Task description:
Return the whole listing, line for line, without the pictures in it.
## begin
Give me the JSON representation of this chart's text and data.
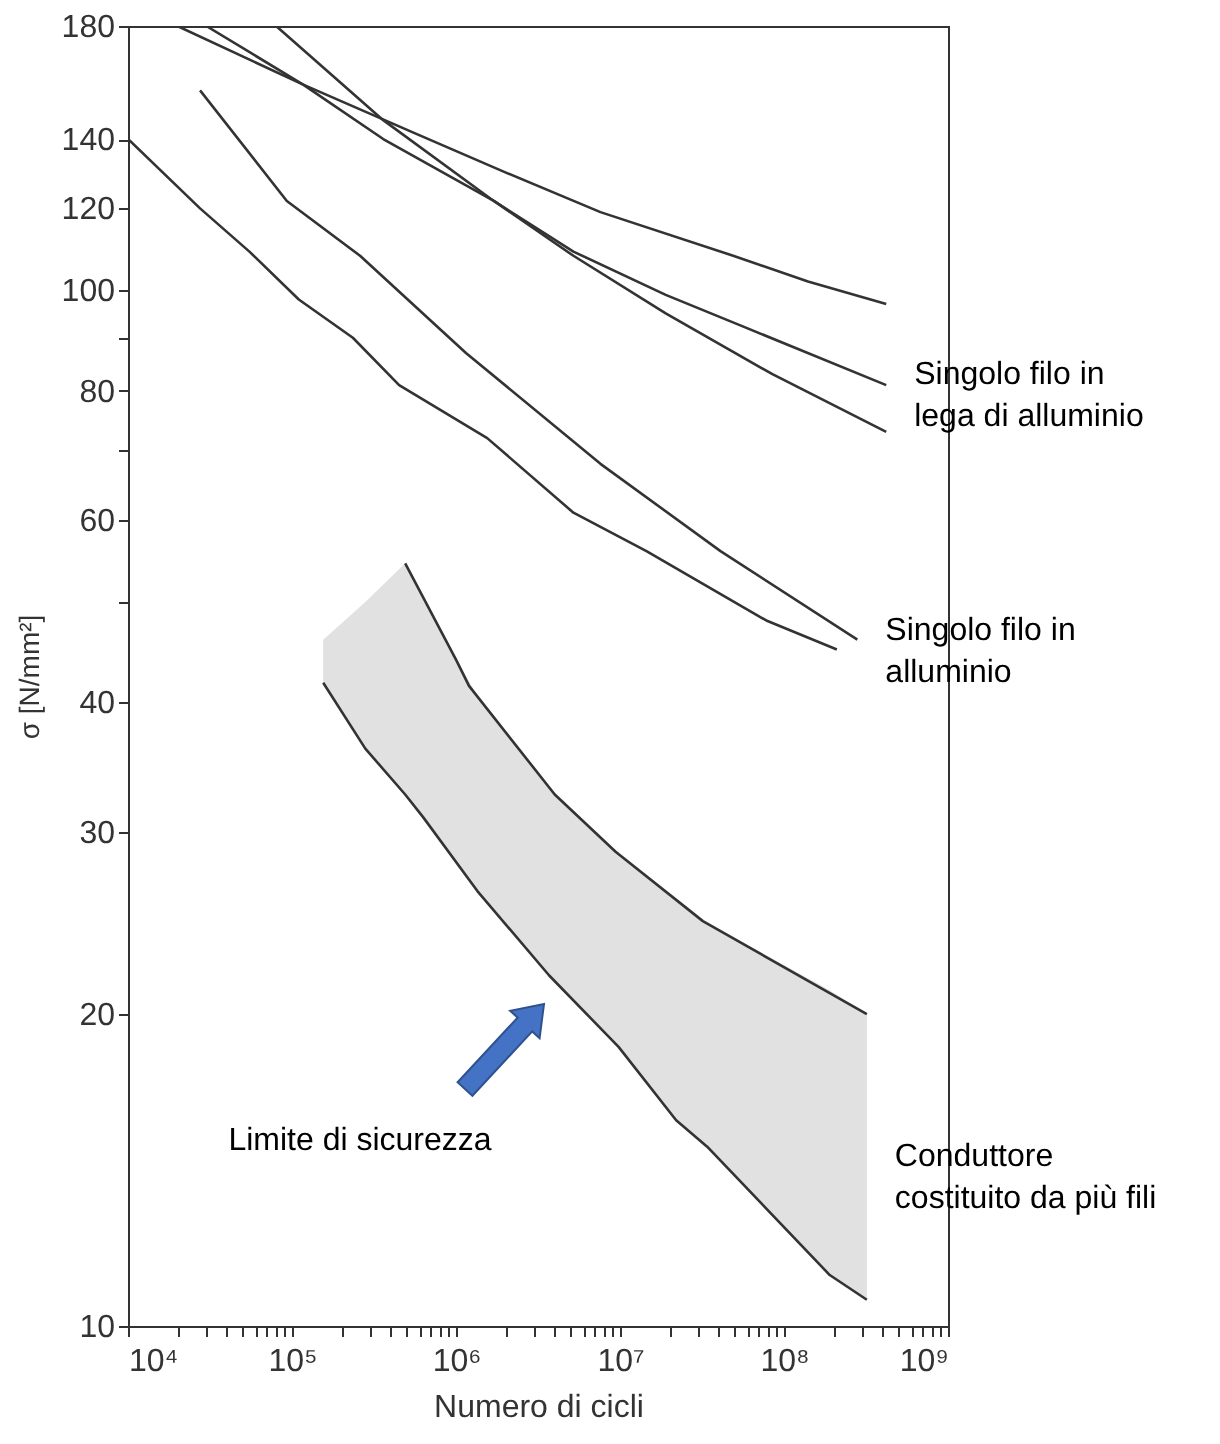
{
  "chart_data": {
    "type": "line",
    "xlabel": "Numero di cicli",
    "ylabel": "σ [N/mm²]",
    "log": "xy",
    "grid": false,
    "xlim": [
      10000,
      1000000000
    ],
    "ylim": [
      10,
      180
    ],
    "xticks": [
      {
        "value": 10000,
        "label": "10⁴"
      },
      {
        "value": 20000,
        "label": null
      },
      {
        "value": 30000,
        "label": null
      },
      {
        "value": 40000,
        "label": null
      },
      {
        "value": 50000,
        "label": null
      },
      {
        "value": 60000,
        "label": null
      },
      {
        "value": 70000,
        "label": null
      },
      {
        "value": 80000,
        "label": null
      },
      {
        "value": 90000,
        "label": null
      },
      {
        "value": 100000,
        "label": "10⁵"
      },
      {
        "value": 200000,
        "label": null
      },
      {
        "value": 300000,
        "label": null
      },
      {
        "value": 400000,
        "label": null
      },
      {
        "value": 500000,
        "label": null
      },
      {
        "value": 600000,
        "label": null
      },
      {
        "value": 700000,
        "label": null
      },
      {
        "value": 800000,
        "label": null
      },
      {
        "value": 900000,
        "label": null
      },
      {
        "value": 1000000,
        "label": "10⁶"
      },
      {
        "value": 2000000,
        "label": null
      },
      {
        "value": 3000000,
        "label": null
      },
      {
        "value": 4000000,
        "label": null
      },
      {
        "value": 5000000,
        "label": null
      },
      {
        "value": 6000000,
        "label": null
      },
      {
        "value": 7000000,
        "label": null
      },
      {
        "value": 8000000,
        "label": null
      },
      {
        "value": 9000000,
        "label": null
      },
      {
        "value": 10000000,
        "label": "10⁷"
      },
      {
        "value": 20000000,
        "label": null
      },
      {
        "value": 30000000,
        "label": null
      },
      {
        "value": 40000000,
        "label": null
      },
      {
        "value": 50000000,
        "label": null
      },
      {
        "value": 60000000,
        "label": null
      },
      {
        "value": 70000000,
        "label": null
      },
      {
        "value": 80000000,
        "label": null
      },
      {
        "value": 90000000,
        "label": null
      },
      {
        "value": 100000000,
        "label": "10⁸"
      },
      {
        "value": 200000000,
        "label": null
      },
      {
        "value": 300000000,
        "label": null
      },
      {
        "value": 400000000,
        "label": null
      },
      {
        "value": 500000000,
        "label": null
      },
      {
        "value": 600000000,
        "label": null
      },
      {
        "value": 700000000,
        "label": null
      },
      {
        "value": 800000000,
        "label": null
      },
      {
        "value": 900000000,
        "label": null
      },
      {
        "value": 1000000000,
        "label": "10⁹"
      }
    ],
    "yticks": [
      10,
      20,
      30,
      40,
      {
        "value": 50,
        "label": null
      },
      60,
      {
        "value": 70,
        "label": null
      },
      80,
      {
        "value": 90,
        "label": null
      },
      100,
      120,
      140,
      180
    ],
    "series": [
      {
        "color": "#333333",
        "x": [
          20000,
          117000,
          550000,
          2000000,
          7600000,
          49000000,
          140000000,
          420000000
        ],
        "values": [
          180,
          158,
          142,
          130,
          119,
          108,
          102,
          97
        ]
      },
      {
        "color": "#333333",
        "x": [
          30000,
          117000,
          360000,
          1700000,
          5200000,
          19000000,
          59000000,
          420000000
        ],
        "values": [
          180,
          158,
          140,
          122,
          109,
          99,
          92,
          81
        ]
      },
      {
        "color": "#333333",
        "x": [
          80000,
          360000,
          1700000,
          5200000,
          19000000,
          85000000,
          420000000
        ],
        "values": [
          180,
          146,
          122,
          108,
          95,
          83,
          73
        ]
      },
      {
        "color": "#333333",
        "x": [
          27500,
          93000,
          260000,
          1150000,
          7600000,
          41000000,
          280000000
        ],
        "values": [
          156,
          122,
          108,
          87,
          68,
          56,
          46
        ]
      },
      {
        "color": "#333333",
        "x": [
          10000,
          27500,
          55000,
          110000,
          235000,
          450000,
          1550000,
          5200000,
          14500000,
          78000000,
          210000000
        ],
        "values": [
          140,
          120,
          109,
          98,
          90,
          81,
          72,
          61,
          56,
          48,
          45
        ]
      },
      {
        "color": "#333333",
        "x": [
          490000,
          1000000,
          1200000,
          4000000,
          9400000,
          32000000,
          320000000
        ],
        "values": [
          54.5,
          44,
          41.5,
          32.6,
          28.7,
          24.6,
          20
        ]
      },
      {
        "color": "#333333",
        "x": [
          155000,
          280000,
          490000,
          630000,
          1350000,
          3700000,
          9800000,
          22000000,
          34000000,
          190000000,
          320000000
        ],
        "values": [
          41.8,
          36.1,
          32.6,
          31,
          26.3,
          21.8,
          18.6,
          15.8,
          14.9,
          11.2,
          10.6
        ],
        "lower": [
          41.8,
          36.1,
          32.6,
          31,
          26.3,
          21.8,
          18.6,
          15.8,
          14.9,
          11.2,
          10.6
        ],
        "upper": [
          46,
          50,
          54.5,
          50.2,
          40.6,
          33,
          28.5,
          25.9,
          24.5,
          21.1,
          20
        ]
      }
    ],
    "annotations": [
      {
        "text": "Singolo filo in\nlega di alluminio",
        "x": 420000000,
        "y": 83
      },
      {
        "text": "Singolo filo in\nalluminio",
        "x": 280000000,
        "y": 47
      },
      {
        "text": "Conduttore\ncostituito da più fili",
        "x": 320000000,
        "y": 14.6
      },
      "Limite di sicurezza"
    ]
  }
}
## end
Answer to the problem:
Give me the JSON representation of this chart's text and data.
{
  "chart_data": {
    "type": "line",
    "xlabel": "Numero di cicli",
    "ylabel": "σ [N/mm²]",
    "log": "xy",
    "grid": false,
    "xlim": [
      10000,
      1000000000
    ],
    "ylim": [
      10,
      180
    ],
    "xticks": [
      {
        "value": 10000,
        "label": "10⁴"
      },
      {
        "value": 20000,
        "label": null
      },
      {
        "value": 30000,
        "label": null
      },
      {
        "value": 40000,
        "label": null
      },
      {
        "value": 50000,
        "label": null
      },
      {
        "value": 60000,
        "label": null
      },
      {
        "value": 70000,
        "label": null
      },
      {
        "value": 80000,
        "label": null
      },
      {
        "value": 90000,
        "label": null
      },
      {
        "value": 100000,
        "label": "10⁵"
      },
      {
        "value": 200000,
        "label": null
      },
      {
        "value": 300000,
        "label": null
      },
      {
        "value": 400000,
        "label": null
      },
      {
        "value": 500000,
        "label": null
      },
      {
        "value": 600000,
        "label": null
      },
      {
        "value": 700000,
        "label": null
      },
      {
        "value": 800000,
        "label": null
      },
      {
        "value": 900000,
        "label": null
      },
      {
        "value": 1000000,
        "label": "10⁶"
      },
      {
        "value": 2000000,
        "label": null
      },
      {
        "value": 3000000,
        "label": null
      },
      {
        "value": 4000000,
        "label": null
      },
      {
        "value": 5000000,
        "label": null
      },
      {
        "value": 6000000,
        "label": null
      },
      {
        "value": 7000000,
        "label": null
      },
      {
        "value": 8000000,
        "label": null
      },
      {
        "value": 9000000,
        "label": null
      },
      {
        "value": 10000000,
        "label": "10⁷"
      },
      {
        "value": 20000000,
        "label": null
      },
      {
        "value": 30000000,
        "label": null
      },
      {
        "value": 40000000,
        "label": null
      },
      {
        "value": 50000000,
        "label": null
      },
      {
        "value": 60000000,
        "label": null
      },
      {
        "value": 70000000,
        "label": null
      },
      {
        "value": 80000000,
        "label": null
      },
      {
        "value": 90000000,
        "label": null
      },
      {
        "value": 100000000,
        "label": "10⁸"
      },
      {
        "value": 200000000,
        "label": null
      },
      {
        "value": 300000000,
        "label": null
      },
      {
        "value": 400000000,
        "label": null
      },
      {
        "value": 500000000,
        "label": null
      },
      {
        "value": 600000000,
        "label": null
      },
      {
        "value": 700000000,
        "label": null
      },
      {
        "value": 800000000,
        "label": null
      },
      {
        "value": 900000000,
        "label": null
      },
      {
        "value": 1000000000,
        "label": "10⁹"
      }
    ],
    "yticks": [
      10,
      20,
      30,
      40,
      {
        "value": 50,
        "label": null
      },
      60,
      {
        "value": 70,
        "label": null
      },
      80,
      {
        "value": 90,
        "label": null
      },
      100,
      120,
      140,
      180
    ],
    "series": [
      {
        "color": "#333333",
        "x": [
          20000,
          117000,
          550000,
          2000000,
          7600000,
          49000000,
          140000000,
          420000000
        ],
        "values": [
          180,
          158,
          142,
          130,
          119,
          108,
          102,
          97
        ]
      },
      {
        "color": "#333333",
        "x": [
          30000,
          117000,
          360000,
          1700000,
          5200000,
          19000000,
          59000000,
          420000000
        ],
        "values": [
          180,
          158,
          140,
          122,
          109,
          99,
          92,
          81
        ]
      },
      {
        "color": "#333333",
        "x": [
          80000,
          360000,
          1700000,
          5200000,
          19000000,
          85000000,
          420000000
        ],
        "values": [
          180,
          146,
          122,
          108,
          95,
          83,
          73
        ]
      },
      {
        "color": "#333333",
        "x": [
          27500,
          93000,
          260000,
          1150000,
          7600000,
          41000000,
          280000000
        ],
        "values": [
          156,
          122,
          108,
          87,
          68,
          56,
          46
        ]
      },
      {
        "color": "#333333",
        "x": [
          10000,
          27500,
          55000,
          110000,
          235000,
          450000,
          1550000,
          5200000,
          14500000,
          78000000,
          210000000
        ],
        "values": [
          140,
          120,
          109,
          98,
          90,
          81,
          72,
          61,
          56,
          48,
          45
        ]
      },
      {
        "color": "#333333",
        "x": [
          490000,
          1000000,
          1200000,
          4000000,
          9400000,
          32000000,
          320000000
        ],
        "values": [
          54.5,
          44,
          41.5,
          32.6,
          28.7,
          24.6,
          20
        ]
      },
      {
        "color": "#333333",
        "x": [
          155000,
          280000,
          490000,
          630000,
          1350000,
          3700000,
          9800000,
          22000000,
          34000000,
          190000000,
          320000000
        ],
        "values": [
          41.8,
          36.1,
          32.6,
          31,
          26.3,
          21.8,
          18.6,
          15.8,
          14.9,
          11.2,
          10.6
        ],
        "lower": [
          41.8,
          36.1,
          32.6,
          31,
          26.3,
          21.8,
          18.6,
          15.8,
          14.9,
          11.2,
          10.6
        ],
        "upper": [
          46,
          50,
          54.5,
          50.2,
          40.6,
          33,
          28.5,
          25.9,
          24.5,
          21.1,
          20
        ]
      }
    ],
    "annotations": [
      {
        "text": "Singolo filo in\nlega di alluminio",
        "x": 420000000,
        "y": 83
      },
      {
        "text": "Singolo filo in\nalluminio",
        "x": 280000000,
        "y": 47
      },
      {
        "text": "Conduttore\ncostituito da più fili",
        "x": 320000000,
        "y": 14.6
      },
      "Limite di sicurezza"
    ]
  }
}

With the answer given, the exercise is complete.